Selection:

With good ingredients, you make the best food, and with good company, it’s going to taste even better. I invited two of my best friends to cook some fantastic pork ribs.
My friends are Jack and Coke, and they make the best spray and glaze for these St. Louis style pork ribs I’ve got.
- Pork ribs
- 100 gr of butter
- 3 tbsp of white sugar
- cherry vinegar
- maple syrup
For the dry rub
- 1 part table salt
- 1 part paprika powder
- 1/4 part garlic powder
- 1/4 part cilantro powder (optional)
- 1/4 part cumin powder
For the spray
- a can of cola
- the same amount of whisky
- 3 tbsp of Worcestershire sauce
- Take of the membrane of the ribs. With baby back ribs, you use a dull dinner knife to get under the membrane, but with St. Louis style ribs, you make a start at the wider end of the membrane. Then you pull it off with a piece of paper towel.
- Mix all the ingredients for the dry rub. Sprinkle a thick and even layer on both sides of the ribs.
- Start your smoker with an indirect temperature of 120°C (240F). I used some apple wood for the smoke. Put the ribs in and close the lid. Let them smoke for two to three hours while you make the spraying liquid.
- Pour the Jack, coke and Worcestershire in a spray bottle and give it a good shake.
- When the ribs have a good smoke colour and the dry rib sticks firmly to the meat, you can spray the ribs. Then you let them smoke for another half hour.

Given request:
Answer the following questions from the rib recipe above.
(a) How much white sugar does the recipe list?
(b) What kind of wood was used for the smoke?
(c) At what indirect temperature should the smoker be started?

Information shown:

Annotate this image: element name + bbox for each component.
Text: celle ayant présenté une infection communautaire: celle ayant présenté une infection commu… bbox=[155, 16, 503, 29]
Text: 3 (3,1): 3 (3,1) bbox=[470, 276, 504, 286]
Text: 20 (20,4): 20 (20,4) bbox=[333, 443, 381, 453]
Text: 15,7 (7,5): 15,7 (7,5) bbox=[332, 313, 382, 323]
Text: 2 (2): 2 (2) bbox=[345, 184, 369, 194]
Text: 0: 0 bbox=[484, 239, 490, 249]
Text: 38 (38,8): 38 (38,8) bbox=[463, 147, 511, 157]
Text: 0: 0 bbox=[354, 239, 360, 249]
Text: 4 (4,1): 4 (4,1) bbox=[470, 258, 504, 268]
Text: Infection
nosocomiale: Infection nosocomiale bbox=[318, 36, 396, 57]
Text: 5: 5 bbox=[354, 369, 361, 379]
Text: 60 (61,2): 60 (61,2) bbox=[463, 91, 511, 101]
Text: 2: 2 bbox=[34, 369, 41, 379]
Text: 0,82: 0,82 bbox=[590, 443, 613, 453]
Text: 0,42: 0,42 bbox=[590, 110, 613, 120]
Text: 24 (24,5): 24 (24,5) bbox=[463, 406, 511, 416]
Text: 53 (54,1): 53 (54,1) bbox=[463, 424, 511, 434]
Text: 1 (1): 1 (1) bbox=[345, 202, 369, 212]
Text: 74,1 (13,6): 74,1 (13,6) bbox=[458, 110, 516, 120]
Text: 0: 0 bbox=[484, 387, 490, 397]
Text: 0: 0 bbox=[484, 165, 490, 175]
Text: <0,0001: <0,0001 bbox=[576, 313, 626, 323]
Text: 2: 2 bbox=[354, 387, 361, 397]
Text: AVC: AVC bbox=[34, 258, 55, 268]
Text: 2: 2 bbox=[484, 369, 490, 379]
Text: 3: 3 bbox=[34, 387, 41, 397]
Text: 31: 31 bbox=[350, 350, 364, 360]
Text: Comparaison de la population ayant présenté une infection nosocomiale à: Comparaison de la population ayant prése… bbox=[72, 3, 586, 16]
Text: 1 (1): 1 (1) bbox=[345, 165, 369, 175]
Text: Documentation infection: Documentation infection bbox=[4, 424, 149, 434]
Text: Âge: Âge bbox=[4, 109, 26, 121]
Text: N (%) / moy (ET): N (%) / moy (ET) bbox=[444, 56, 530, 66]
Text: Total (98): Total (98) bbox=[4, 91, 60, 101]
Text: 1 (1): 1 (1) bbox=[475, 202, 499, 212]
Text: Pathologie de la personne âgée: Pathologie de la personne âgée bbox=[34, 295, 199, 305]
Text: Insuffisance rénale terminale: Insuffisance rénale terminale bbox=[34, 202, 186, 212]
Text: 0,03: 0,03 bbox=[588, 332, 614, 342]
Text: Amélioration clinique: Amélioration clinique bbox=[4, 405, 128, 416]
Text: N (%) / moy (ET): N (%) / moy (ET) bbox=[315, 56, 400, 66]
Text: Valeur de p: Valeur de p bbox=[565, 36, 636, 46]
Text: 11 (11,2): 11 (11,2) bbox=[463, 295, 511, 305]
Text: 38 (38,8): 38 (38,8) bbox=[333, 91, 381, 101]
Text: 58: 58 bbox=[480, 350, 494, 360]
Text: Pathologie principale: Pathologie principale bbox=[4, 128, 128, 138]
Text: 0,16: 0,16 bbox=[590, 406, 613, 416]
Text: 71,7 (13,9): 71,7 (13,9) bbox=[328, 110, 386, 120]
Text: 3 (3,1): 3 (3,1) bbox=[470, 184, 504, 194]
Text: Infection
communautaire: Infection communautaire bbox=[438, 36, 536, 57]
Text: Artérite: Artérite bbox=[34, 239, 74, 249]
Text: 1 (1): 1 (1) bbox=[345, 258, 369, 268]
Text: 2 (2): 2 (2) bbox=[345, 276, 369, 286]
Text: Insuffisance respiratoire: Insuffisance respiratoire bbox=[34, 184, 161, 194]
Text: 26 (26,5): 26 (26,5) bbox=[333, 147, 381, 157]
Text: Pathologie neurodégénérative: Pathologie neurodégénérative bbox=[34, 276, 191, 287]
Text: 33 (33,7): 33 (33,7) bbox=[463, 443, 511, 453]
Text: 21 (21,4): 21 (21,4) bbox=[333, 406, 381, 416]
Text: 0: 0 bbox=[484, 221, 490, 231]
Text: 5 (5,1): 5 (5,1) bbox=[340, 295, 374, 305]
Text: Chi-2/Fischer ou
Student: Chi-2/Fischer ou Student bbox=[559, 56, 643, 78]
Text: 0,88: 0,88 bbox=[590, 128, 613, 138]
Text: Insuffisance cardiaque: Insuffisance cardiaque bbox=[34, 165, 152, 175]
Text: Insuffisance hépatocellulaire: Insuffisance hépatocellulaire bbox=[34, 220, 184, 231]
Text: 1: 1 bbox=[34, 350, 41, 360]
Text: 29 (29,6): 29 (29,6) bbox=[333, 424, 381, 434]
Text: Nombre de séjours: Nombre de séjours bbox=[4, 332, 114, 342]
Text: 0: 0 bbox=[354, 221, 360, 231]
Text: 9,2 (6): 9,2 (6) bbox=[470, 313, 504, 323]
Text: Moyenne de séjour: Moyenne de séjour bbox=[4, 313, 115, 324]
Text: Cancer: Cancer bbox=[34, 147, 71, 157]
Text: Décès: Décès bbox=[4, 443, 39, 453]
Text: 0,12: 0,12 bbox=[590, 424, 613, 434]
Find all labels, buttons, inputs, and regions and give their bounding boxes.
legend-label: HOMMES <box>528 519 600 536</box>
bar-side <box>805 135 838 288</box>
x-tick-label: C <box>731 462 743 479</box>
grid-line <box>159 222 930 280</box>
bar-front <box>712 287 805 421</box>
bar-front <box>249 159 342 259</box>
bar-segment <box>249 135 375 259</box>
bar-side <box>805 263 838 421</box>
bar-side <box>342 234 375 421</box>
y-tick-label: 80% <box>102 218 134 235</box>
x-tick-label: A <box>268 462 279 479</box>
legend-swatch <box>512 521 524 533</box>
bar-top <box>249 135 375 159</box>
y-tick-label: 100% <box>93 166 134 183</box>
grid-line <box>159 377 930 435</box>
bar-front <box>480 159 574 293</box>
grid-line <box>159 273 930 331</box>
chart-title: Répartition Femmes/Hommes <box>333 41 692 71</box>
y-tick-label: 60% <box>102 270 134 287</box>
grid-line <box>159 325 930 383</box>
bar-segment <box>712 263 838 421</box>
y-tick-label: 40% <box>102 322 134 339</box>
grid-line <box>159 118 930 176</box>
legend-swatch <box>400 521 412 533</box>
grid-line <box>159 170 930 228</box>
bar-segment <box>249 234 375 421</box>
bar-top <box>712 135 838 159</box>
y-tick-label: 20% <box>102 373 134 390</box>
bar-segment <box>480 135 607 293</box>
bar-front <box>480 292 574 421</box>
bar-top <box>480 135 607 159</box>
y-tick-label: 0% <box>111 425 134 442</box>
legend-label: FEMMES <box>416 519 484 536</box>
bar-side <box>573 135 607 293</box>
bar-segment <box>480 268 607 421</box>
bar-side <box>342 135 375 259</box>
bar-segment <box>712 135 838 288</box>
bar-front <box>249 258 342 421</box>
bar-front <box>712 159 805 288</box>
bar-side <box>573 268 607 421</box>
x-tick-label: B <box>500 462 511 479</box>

Solution to the problem:
(a) 3 tbsp
(b) Apple wood
(c) 120°C (240F)